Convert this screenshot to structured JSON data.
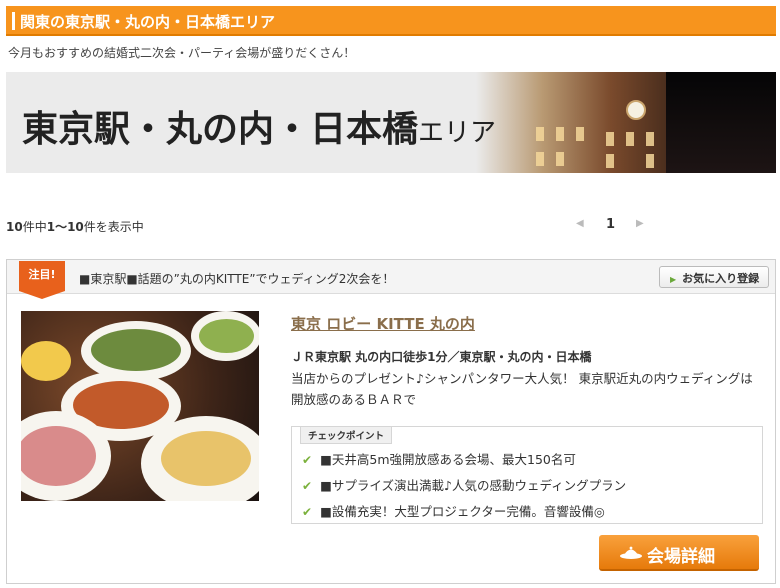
{
  "header": {
    "title": "関東の東京駅・丸の内・日本橋エリア"
  },
  "intro": "今月もおすすめの結婚式二次会・パーティ会場が盛りだくさん！",
  "banner": {
    "main": "東京駅・丸の内・日本橋",
    "suffix": "エリア"
  },
  "results": {
    "total": "10",
    "range": "1〜10",
    "pre": "件中",
    "post": "件を表示中"
  },
  "pager": {
    "current": "1",
    "prev": "◀",
    "next": "▶"
  },
  "listing": {
    "flag": "注目!",
    "catch": "■東京駅■話題の”丸の内KITTE”でウェディング2次会を！",
    "favorite": "お気に入り登録",
    "name": "東京 ロビー KITTE 丸の内",
    "access": "ＪＲ東京駅 丸の内口徒歩1分／東京駅・丸の内・日本橋",
    "description": "当店からのプレゼント♪シャンパンタワー大人気！ 東京駅近丸の内ウェディングは開放感のあるＢＡＲで",
    "checkpoint_label": "チェックポイント",
    "points": [
      "■天井高5m強開放感ある会場、最大150名可",
      "■サプライズ演出満載♪人気の感動ウェディングプラン",
      "■設備充実！大型プロジェクター完備。音響設備◎"
    ],
    "detail_button": "会場詳細"
  },
  "colors": {
    "accent": "#f7941d",
    "flag": "#e8611c",
    "link": "#8a6e4b",
    "check": "#7bb13c"
  }
}
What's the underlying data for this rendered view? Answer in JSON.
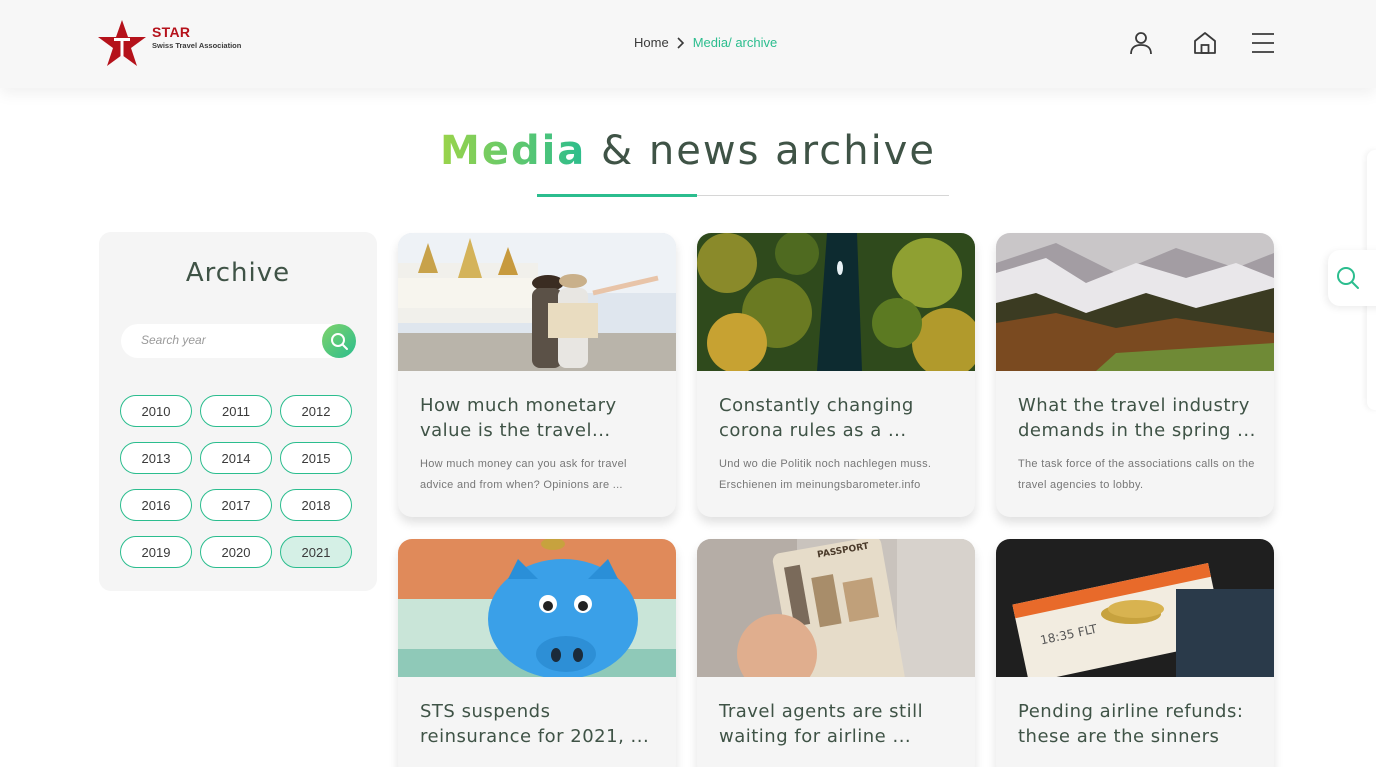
{
  "header": {
    "logo": {
      "name": "STAR",
      "subtitle": "Swiss Travel Association"
    },
    "breadcrumb": {
      "home": "Home",
      "current": "Media/ archive"
    },
    "icons": [
      "user-icon",
      "home-icon",
      "menu-icon"
    ]
  },
  "main": {
    "title_accent": "Media",
    "title_rest": " & news archive"
  },
  "archive": {
    "title": "Archive",
    "search_placeholder": "Search year",
    "years": [
      "2010",
      "2011",
      "2012",
      "2013",
      "2014",
      "2015",
      "2016",
      "2017",
      "2018",
      "2019",
      "2020",
      "2021"
    ],
    "selected_year": "2021"
  },
  "cards": [
    {
      "title": "How much monetary value is the travel...",
      "desc": "How much money can you ask for travel advice and from when? Opinions are ..."
    },
    {
      "title": "Constantly changing corona rules as a ...",
      "desc": "Und wo die Politik noch nachlegen muss. Erschienen im meinungsbarometer.info"
    },
    {
      "title": "What the travel industry demands in the spring ...",
      "desc": "The task force of the associations calls on the travel agencies to lobby."
    },
    {
      "title": "STS suspends reinsurance for 2021, ...",
      "desc": ""
    },
    {
      "title": "Travel agents are still waiting for airline ...",
      "desc": ""
    },
    {
      "title": "Pending airline refunds: these are the sinners",
      "desc": ""
    }
  ],
  "colors": {
    "accent": "#2bbd8e",
    "accent_light": "#9bd44a",
    "brand_red": "#b5121b",
    "heading": "#3f5346"
  }
}
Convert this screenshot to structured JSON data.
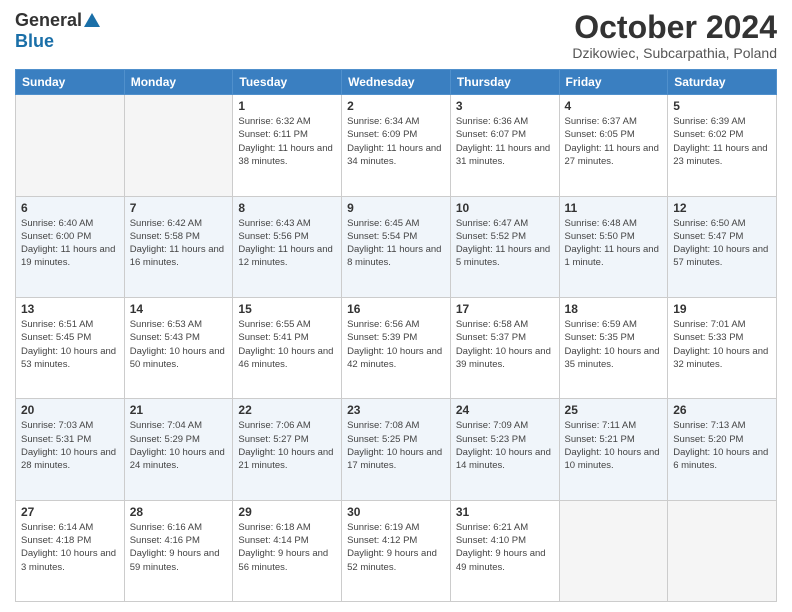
{
  "header": {
    "logo_general": "General",
    "logo_blue": "Blue",
    "title": "October 2024",
    "location": "Dzikowiec, Subcarpathia, Poland"
  },
  "weekdays": [
    "Sunday",
    "Monday",
    "Tuesday",
    "Wednesday",
    "Thursday",
    "Friday",
    "Saturday"
  ],
  "weeks": [
    [
      {
        "day": "",
        "info": ""
      },
      {
        "day": "",
        "info": ""
      },
      {
        "day": "1",
        "info": "Sunrise: 6:32 AM\nSunset: 6:11 PM\nDaylight: 11 hours and 38 minutes."
      },
      {
        "day": "2",
        "info": "Sunrise: 6:34 AM\nSunset: 6:09 PM\nDaylight: 11 hours and 34 minutes."
      },
      {
        "day": "3",
        "info": "Sunrise: 6:36 AM\nSunset: 6:07 PM\nDaylight: 11 hours and 31 minutes."
      },
      {
        "day": "4",
        "info": "Sunrise: 6:37 AM\nSunset: 6:05 PM\nDaylight: 11 hours and 27 minutes."
      },
      {
        "day": "5",
        "info": "Sunrise: 6:39 AM\nSunset: 6:02 PM\nDaylight: 11 hours and 23 minutes."
      }
    ],
    [
      {
        "day": "6",
        "info": "Sunrise: 6:40 AM\nSunset: 6:00 PM\nDaylight: 11 hours and 19 minutes."
      },
      {
        "day": "7",
        "info": "Sunrise: 6:42 AM\nSunset: 5:58 PM\nDaylight: 11 hours and 16 minutes."
      },
      {
        "day": "8",
        "info": "Sunrise: 6:43 AM\nSunset: 5:56 PM\nDaylight: 11 hours and 12 minutes."
      },
      {
        "day": "9",
        "info": "Sunrise: 6:45 AM\nSunset: 5:54 PM\nDaylight: 11 hours and 8 minutes."
      },
      {
        "day": "10",
        "info": "Sunrise: 6:47 AM\nSunset: 5:52 PM\nDaylight: 11 hours and 5 minutes."
      },
      {
        "day": "11",
        "info": "Sunrise: 6:48 AM\nSunset: 5:50 PM\nDaylight: 11 hours and 1 minute."
      },
      {
        "day": "12",
        "info": "Sunrise: 6:50 AM\nSunset: 5:47 PM\nDaylight: 10 hours and 57 minutes."
      }
    ],
    [
      {
        "day": "13",
        "info": "Sunrise: 6:51 AM\nSunset: 5:45 PM\nDaylight: 10 hours and 53 minutes."
      },
      {
        "day": "14",
        "info": "Sunrise: 6:53 AM\nSunset: 5:43 PM\nDaylight: 10 hours and 50 minutes."
      },
      {
        "day": "15",
        "info": "Sunrise: 6:55 AM\nSunset: 5:41 PM\nDaylight: 10 hours and 46 minutes."
      },
      {
        "day": "16",
        "info": "Sunrise: 6:56 AM\nSunset: 5:39 PM\nDaylight: 10 hours and 42 minutes."
      },
      {
        "day": "17",
        "info": "Sunrise: 6:58 AM\nSunset: 5:37 PM\nDaylight: 10 hours and 39 minutes."
      },
      {
        "day": "18",
        "info": "Sunrise: 6:59 AM\nSunset: 5:35 PM\nDaylight: 10 hours and 35 minutes."
      },
      {
        "day": "19",
        "info": "Sunrise: 7:01 AM\nSunset: 5:33 PM\nDaylight: 10 hours and 32 minutes."
      }
    ],
    [
      {
        "day": "20",
        "info": "Sunrise: 7:03 AM\nSunset: 5:31 PM\nDaylight: 10 hours and 28 minutes."
      },
      {
        "day": "21",
        "info": "Sunrise: 7:04 AM\nSunset: 5:29 PM\nDaylight: 10 hours and 24 minutes."
      },
      {
        "day": "22",
        "info": "Sunrise: 7:06 AM\nSunset: 5:27 PM\nDaylight: 10 hours and 21 minutes."
      },
      {
        "day": "23",
        "info": "Sunrise: 7:08 AM\nSunset: 5:25 PM\nDaylight: 10 hours and 17 minutes."
      },
      {
        "day": "24",
        "info": "Sunrise: 7:09 AM\nSunset: 5:23 PM\nDaylight: 10 hours and 14 minutes."
      },
      {
        "day": "25",
        "info": "Sunrise: 7:11 AM\nSunset: 5:21 PM\nDaylight: 10 hours and 10 minutes."
      },
      {
        "day": "26",
        "info": "Sunrise: 7:13 AM\nSunset: 5:20 PM\nDaylight: 10 hours and 6 minutes."
      }
    ],
    [
      {
        "day": "27",
        "info": "Sunrise: 6:14 AM\nSunset: 4:18 PM\nDaylight: 10 hours and 3 minutes."
      },
      {
        "day": "28",
        "info": "Sunrise: 6:16 AM\nSunset: 4:16 PM\nDaylight: 9 hours and 59 minutes."
      },
      {
        "day": "29",
        "info": "Sunrise: 6:18 AM\nSunset: 4:14 PM\nDaylight: 9 hours and 56 minutes."
      },
      {
        "day": "30",
        "info": "Sunrise: 6:19 AM\nSunset: 4:12 PM\nDaylight: 9 hours and 52 minutes."
      },
      {
        "day": "31",
        "info": "Sunrise: 6:21 AM\nSunset: 4:10 PM\nDaylight: 9 hours and 49 minutes."
      },
      {
        "day": "",
        "info": ""
      },
      {
        "day": "",
        "info": ""
      }
    ]
  ]
}
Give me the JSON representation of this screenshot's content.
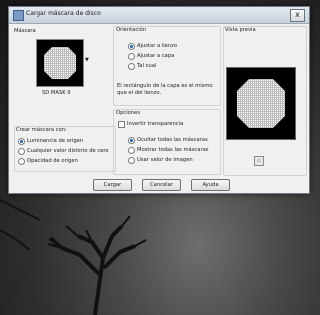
{
  "window": {
    "title": "Cargar máscara de disco",
    "close_label": "x"
  },
  "mask": {
    "section_label": "Máscara",
    "name": "SD MASK 9"
  },
  "crear": {
    "section_label": "Crear máscara con:",
    "options": [
      {
        "label": "Luminancia de origen",
        "selected": true
      },
      {
        "label": "Cualquier valor distinto de cero",
        "selected": false
      },
      {
        "label": "Opacidad de origen",
        "selected": false
      }
    ]
  },
  "orientacion": {
    "section_label": "Orientación",
    "options": [
      {
        "label": "Ajustar a lienzo",
        "selected": true
      },
      {
        "label": "Ajustar a capa",
        "selected": false
      },
      {
        "label": "Tal cual",
        "selected": false
      }
    ],
    "note": "El rectángulo de la capa es el mismo que el del lienzo."
  },
  "opciones": {
    "section_label": "Opciones",
    "invert_label": "Invertir transparencia",
    "invert_checked": false,
    "options": [
      {
        "label": "Ocultar todas las máscaras",
        "selected": true
      },
      {
        "label": "Mostrar todas las máscaras",
        "selected": false
      },
      {
        "label": "Usar valor de imagen",
        "selected": false
      }
    ]
  },
  "vista_previa": {
    "section_label": "Vista previa"
  },
  "buttons": {
    "cargar": "Cargar",
    "cancelar": "Cancelar",
    "ayuda": "Ayuda"
  },
  "colors": {
    "dialog_bg": "#f0f0f0",
    "selection_blue": "#1f5fb1"
  },
  "icons": {
    "preview_toggle": "preview-toggle-icon",
    "dropdown": "chevron-down-icon"
  }
}
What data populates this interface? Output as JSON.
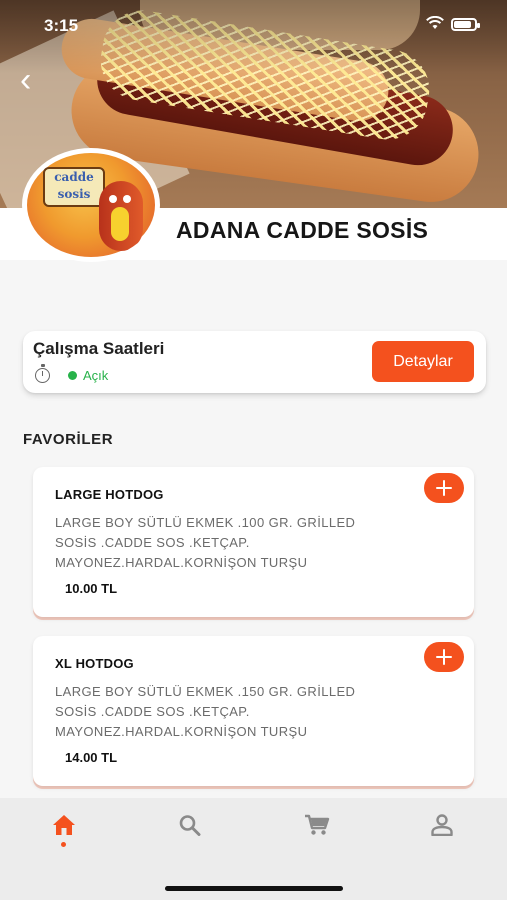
{
  "status_bar": {
    "time": "3:15",
    "battery_level": 0.85
  },
  "header": {
    "restaurant_name": "ADANA CADDE SOSİS",
    "logo_text": [
      "cadde",
      "sosis"
    ]
  },
  "hours": {
    "title": "Çalışma Saatleri",
    "status_label": "Açık",
    "details_label": "Detaylar"
  },
  "favorites": {
    "section_title": "FAVORİLER",
    "items": [
      {
        "name": "LARGE HOTDOG",
        "description": "LARGE BOY SÜTLÜ EKMEK .100 GR. GRİLLED SOSİS .CADDE SOS .KETÇAP. MAYONEZ.HARDAL.KORNİŞON TURŞU",
        "price": "10.00 TL"
      },
      {
        "name": "XL HOTDOG",
        "description": "LARGE BOY SÜTLÜ EKMEK .150 GR. GRİLLED SOSİS .CADDE SOS .KETÇAP. MAYONEZ.HARDAL.KORNİŞON TURŞU",
        "price": "14.00 TL"
      }
    ]
  },
  "tabbar": {
    "items": [
      "home-icon",
      "search-icon",
      "cart-icon",
      "profile-icon"
    ],
    "active": "home-icon"
  },
  "colors": {
    "accent": "#f4511e",
    "open": "#27b24a",
    "tabbar_bg": "#ececec",
    "active_tab": "#f4511e",
    "inactive_tab": "#8a8a8a"
  }
}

----

## Exercise requirements
Scan the lines for the string "What". Copy out each line that matches.

## Response to the task
What's the underlying data for this rendered view? Answer in JSON.
      "title": "What the travel industry demands in the spring ...",
What data populates this interface? Output as JSON.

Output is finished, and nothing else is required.